## begin
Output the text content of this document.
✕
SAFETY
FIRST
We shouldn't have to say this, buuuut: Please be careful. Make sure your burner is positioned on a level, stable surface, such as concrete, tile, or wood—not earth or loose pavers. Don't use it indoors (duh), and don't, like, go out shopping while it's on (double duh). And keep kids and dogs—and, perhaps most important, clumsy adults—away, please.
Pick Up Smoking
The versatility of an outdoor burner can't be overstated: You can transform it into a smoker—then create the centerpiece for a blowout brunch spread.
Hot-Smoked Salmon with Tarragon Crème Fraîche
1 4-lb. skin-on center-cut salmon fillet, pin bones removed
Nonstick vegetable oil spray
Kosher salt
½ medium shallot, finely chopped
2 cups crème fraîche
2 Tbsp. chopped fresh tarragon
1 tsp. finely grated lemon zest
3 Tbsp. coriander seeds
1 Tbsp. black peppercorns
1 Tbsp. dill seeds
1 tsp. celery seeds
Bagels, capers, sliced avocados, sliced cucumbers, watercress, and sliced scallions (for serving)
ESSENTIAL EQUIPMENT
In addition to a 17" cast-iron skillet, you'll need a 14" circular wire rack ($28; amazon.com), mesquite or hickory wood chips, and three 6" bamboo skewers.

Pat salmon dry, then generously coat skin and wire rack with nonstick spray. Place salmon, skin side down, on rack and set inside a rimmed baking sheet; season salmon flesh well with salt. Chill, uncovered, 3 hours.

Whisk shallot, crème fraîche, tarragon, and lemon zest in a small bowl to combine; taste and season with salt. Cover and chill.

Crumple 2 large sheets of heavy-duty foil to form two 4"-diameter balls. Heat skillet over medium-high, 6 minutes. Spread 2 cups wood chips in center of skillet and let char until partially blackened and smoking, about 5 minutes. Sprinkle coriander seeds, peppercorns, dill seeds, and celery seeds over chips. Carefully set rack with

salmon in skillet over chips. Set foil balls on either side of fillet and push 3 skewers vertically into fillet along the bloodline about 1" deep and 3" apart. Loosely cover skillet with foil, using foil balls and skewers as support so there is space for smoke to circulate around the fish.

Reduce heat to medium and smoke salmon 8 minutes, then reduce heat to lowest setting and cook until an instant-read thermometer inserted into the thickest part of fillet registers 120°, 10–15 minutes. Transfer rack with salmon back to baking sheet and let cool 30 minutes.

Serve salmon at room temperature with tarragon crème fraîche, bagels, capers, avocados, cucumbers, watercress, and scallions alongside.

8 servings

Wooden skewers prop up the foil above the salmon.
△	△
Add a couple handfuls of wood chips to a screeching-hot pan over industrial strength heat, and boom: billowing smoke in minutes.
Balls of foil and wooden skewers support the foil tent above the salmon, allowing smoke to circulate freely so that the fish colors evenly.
## end
## begin
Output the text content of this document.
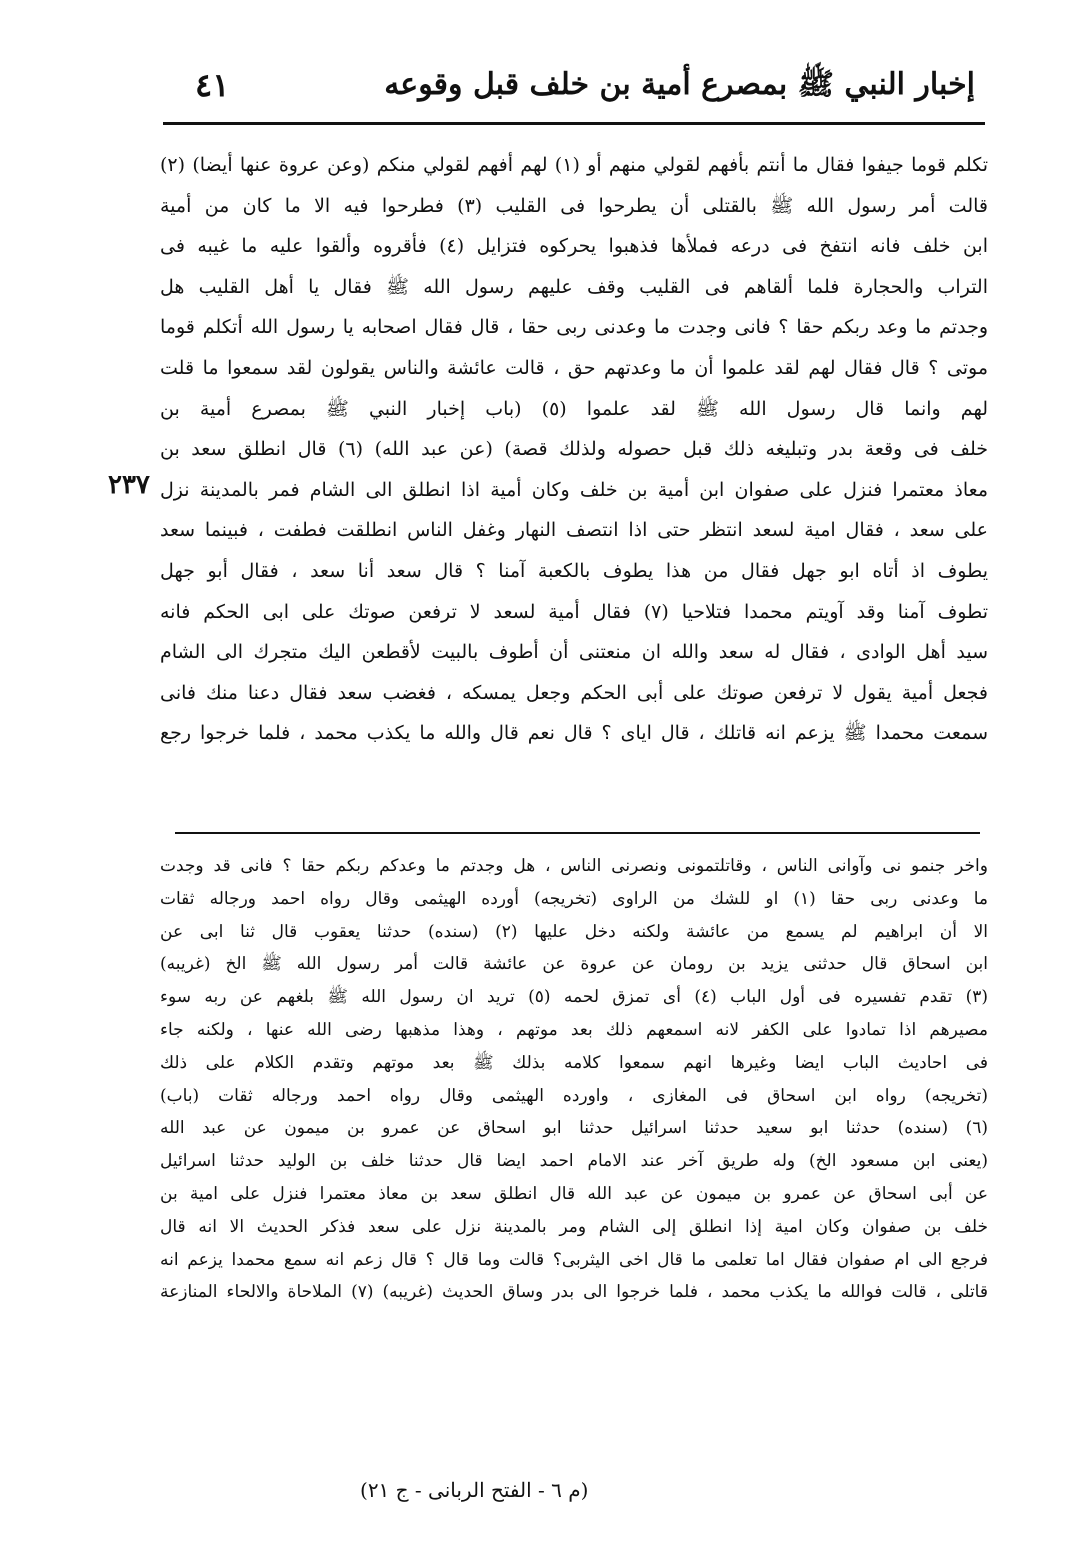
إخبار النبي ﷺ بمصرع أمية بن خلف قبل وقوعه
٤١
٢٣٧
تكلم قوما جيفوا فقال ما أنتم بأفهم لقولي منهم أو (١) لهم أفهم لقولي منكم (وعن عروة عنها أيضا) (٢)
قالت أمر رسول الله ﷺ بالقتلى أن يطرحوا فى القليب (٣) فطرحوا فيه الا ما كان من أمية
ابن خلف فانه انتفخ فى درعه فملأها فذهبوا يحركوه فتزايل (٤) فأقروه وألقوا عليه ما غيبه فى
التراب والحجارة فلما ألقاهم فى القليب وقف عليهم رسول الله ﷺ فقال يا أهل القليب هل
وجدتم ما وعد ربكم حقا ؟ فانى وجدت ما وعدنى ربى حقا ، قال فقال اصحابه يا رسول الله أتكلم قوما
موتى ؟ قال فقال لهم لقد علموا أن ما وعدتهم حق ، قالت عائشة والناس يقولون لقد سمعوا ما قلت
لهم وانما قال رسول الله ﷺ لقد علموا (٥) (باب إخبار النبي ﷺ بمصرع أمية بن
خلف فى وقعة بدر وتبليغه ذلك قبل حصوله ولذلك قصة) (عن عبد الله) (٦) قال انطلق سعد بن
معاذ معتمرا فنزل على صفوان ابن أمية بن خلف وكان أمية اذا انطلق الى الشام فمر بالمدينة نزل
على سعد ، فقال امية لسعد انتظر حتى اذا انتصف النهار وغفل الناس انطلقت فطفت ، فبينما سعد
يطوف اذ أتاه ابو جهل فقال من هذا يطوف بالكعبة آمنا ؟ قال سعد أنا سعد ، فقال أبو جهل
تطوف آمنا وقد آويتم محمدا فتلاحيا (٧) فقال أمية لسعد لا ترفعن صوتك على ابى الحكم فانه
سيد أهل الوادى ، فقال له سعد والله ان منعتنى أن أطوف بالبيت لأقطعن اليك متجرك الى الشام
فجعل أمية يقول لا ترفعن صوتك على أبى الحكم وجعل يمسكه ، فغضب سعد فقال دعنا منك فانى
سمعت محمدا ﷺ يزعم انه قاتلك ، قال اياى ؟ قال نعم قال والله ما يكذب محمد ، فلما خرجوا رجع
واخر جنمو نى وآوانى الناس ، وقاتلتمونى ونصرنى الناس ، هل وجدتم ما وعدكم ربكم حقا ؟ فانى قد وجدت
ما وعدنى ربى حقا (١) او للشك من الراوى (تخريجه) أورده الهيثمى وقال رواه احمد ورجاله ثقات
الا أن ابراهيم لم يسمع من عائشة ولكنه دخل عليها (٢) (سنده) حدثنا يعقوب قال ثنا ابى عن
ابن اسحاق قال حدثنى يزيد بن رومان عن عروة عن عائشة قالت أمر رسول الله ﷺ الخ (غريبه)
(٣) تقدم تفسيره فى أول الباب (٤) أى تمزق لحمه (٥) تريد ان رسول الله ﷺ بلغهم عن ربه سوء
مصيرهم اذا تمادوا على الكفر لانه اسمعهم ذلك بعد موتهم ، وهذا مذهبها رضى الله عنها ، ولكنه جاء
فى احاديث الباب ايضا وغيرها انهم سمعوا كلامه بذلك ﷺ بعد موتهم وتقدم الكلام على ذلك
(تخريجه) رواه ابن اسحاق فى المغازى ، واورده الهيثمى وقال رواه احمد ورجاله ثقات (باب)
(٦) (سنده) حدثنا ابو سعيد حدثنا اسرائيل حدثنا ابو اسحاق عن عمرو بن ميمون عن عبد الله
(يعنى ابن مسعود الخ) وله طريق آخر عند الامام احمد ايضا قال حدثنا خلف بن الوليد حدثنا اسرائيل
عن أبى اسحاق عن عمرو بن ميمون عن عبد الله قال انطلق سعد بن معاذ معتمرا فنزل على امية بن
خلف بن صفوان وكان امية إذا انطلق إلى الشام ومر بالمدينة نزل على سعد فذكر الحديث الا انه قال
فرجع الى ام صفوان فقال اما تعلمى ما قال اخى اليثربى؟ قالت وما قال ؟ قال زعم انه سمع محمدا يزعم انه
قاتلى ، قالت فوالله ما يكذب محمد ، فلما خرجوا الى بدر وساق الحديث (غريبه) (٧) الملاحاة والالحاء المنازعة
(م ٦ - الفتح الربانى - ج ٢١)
## end
### [Requirement]
Respond with the number of lines containing "وعدنى" and no additional words.

### [Response]
2